**YOUR TASKS**
- A) In the forum thread on RPG battle music, when is the Space Police battle music from Magical Star Sign heard?
- B) Proceed with the forum thread on RPG battle music, beginning immediately after its final sentence.
Start TEXT EXCERPT
# Best and worst RPG Battle Music?



## VBKirby (Jun 8, 2008)

The question is simple. What are some of the best and worst RPG battle songs. It can be any form of battle, be it boss music, character specific themes, just so long as it's during a battle.

The best battle music has to go to Magical Star Sign's Space Police Battle Music. You only hear it when fighting members of the space police, and it's the greatest battle song ever. It actually SOUNDS like battle music! Magical Star Sign in general has awesome battle music.

Also on the list is the Popple and Rookie Theme from Mario & Luigi Super Star Saga. I LOVE that song! Super Mario RPG LotSS Battle music is all really great too.

The gym leader song in Pokemon Red is a personal favourite of mine. (though some argue that Pokemon isn't a real RPG)

And one of the other greats is Jenna's Battle music in Golden Sun The Lost Age. That song also sounds like it would be battle music.
End TEXT EXCERPT
Start RAW DATA
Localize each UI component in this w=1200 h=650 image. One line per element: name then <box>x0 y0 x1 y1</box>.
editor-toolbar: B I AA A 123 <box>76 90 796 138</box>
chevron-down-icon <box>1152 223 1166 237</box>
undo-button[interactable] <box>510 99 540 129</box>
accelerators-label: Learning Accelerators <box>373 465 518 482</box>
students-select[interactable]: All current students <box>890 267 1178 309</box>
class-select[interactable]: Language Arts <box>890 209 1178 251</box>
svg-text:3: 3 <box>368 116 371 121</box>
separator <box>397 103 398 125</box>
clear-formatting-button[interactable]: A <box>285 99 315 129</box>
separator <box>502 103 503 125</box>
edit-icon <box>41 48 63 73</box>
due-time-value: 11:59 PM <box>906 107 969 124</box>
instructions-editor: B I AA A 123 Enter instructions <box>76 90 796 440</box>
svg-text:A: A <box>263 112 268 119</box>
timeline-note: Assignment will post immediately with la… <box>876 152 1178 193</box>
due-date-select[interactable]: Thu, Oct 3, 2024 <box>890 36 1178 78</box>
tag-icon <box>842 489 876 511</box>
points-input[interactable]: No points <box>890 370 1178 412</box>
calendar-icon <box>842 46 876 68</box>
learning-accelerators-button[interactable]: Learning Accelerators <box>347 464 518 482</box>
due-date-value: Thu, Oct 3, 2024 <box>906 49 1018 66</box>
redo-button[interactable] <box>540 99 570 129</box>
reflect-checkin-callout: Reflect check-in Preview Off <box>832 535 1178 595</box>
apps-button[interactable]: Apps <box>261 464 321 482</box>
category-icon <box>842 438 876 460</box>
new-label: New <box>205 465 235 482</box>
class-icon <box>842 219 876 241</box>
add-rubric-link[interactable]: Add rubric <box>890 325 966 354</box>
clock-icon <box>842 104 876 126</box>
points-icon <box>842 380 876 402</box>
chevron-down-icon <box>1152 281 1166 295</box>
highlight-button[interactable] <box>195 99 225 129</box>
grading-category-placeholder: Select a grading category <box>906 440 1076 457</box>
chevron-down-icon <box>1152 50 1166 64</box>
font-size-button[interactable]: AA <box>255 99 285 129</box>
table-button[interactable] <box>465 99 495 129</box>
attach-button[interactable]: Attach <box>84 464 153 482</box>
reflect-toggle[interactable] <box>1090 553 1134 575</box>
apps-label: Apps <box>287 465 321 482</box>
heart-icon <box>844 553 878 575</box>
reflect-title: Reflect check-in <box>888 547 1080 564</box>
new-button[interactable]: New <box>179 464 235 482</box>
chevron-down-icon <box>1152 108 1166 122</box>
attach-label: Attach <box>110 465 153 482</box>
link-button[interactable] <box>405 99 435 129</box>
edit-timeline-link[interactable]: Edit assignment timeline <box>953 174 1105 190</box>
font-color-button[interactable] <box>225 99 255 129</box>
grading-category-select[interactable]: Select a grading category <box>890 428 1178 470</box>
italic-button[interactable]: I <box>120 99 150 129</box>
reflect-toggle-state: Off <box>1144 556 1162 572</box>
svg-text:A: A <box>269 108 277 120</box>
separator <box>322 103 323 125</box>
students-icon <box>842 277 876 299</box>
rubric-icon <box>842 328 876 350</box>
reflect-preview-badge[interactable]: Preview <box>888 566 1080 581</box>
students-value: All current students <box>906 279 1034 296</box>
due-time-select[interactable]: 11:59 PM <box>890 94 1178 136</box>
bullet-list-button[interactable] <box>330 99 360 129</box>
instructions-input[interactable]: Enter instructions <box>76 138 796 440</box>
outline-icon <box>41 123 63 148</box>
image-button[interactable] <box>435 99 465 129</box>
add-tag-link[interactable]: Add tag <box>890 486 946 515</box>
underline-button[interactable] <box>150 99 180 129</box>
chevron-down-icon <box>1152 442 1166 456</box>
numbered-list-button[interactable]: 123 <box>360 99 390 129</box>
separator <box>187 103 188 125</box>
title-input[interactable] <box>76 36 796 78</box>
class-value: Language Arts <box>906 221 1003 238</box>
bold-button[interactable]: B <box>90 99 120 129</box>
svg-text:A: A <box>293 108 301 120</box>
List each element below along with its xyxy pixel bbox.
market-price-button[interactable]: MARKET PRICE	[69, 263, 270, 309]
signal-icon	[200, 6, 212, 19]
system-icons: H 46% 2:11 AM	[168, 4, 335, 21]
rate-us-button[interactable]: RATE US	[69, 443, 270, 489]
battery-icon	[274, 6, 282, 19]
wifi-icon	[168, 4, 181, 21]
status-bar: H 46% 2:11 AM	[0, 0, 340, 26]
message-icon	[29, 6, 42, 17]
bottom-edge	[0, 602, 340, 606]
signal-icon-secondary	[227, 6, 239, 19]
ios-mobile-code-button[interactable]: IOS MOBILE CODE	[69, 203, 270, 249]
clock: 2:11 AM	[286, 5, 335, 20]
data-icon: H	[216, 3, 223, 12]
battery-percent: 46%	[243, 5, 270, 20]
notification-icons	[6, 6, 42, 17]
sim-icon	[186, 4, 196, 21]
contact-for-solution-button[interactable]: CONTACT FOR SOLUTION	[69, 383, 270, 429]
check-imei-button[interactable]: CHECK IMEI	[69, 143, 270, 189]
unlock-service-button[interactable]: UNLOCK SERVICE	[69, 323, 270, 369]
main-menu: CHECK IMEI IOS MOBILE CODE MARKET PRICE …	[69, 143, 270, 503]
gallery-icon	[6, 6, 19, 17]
End RAW DATA
**ANSWER SET**
- A) It is heard only when fighting members of the space police.

- B)
As for the list of clunkers, they include,

Despite my Golden Sun fanboyism, every other Golden Sun battle song stinks. Though I admit that they sound a LOT better with headphones.
Paper Mario battle themes ALL get on my nerves. 
Pretty much everything else in the Pokemon Battle themes are annoying or mediocre.
And while people may hate me for this, the Final Fantasy battle theme in the first game really gets annoying after a while.


----------



## SkankyYankee (Jun 8, 2008)

Sephiroths One Winged Angel Theme (Sing a song 'bout what they singin'!) lol - pretty annoying even thought the game is awesome


----------



## Doomsday Forte (Jun 8, 2008)

Xenosaga Ep. I's music was a little annoying as it was the same for every single battle in the game apart from the final boss.  A little uninspired, you know?  At least the second and third games did it right by having a lot more themes.  

I especially like the themes in Earthbound and Mother 3, if only because there are so many.  Mother 3 had from what I found of the album at least 36 battle themes and not counting the boss themes.  XD


----------



## Shabadage (Nov 28, 2008)

The Breath of Fire 2 battle tracks were fucking awesome.


----------



## megabug7 (Nov 28, 2008)

http://uk.youtube.com/watch?v=6GMMFJc-mUo

Skies of arcadia boss battle

In 3 parts 

1st part is when you and the boss are at good health
2nd part is when your at low health (boss is winning)
3rd part is when your winning (boss is losing)

The music changes accordingly.


----------



## sparky28000 (Nov 28, 2008)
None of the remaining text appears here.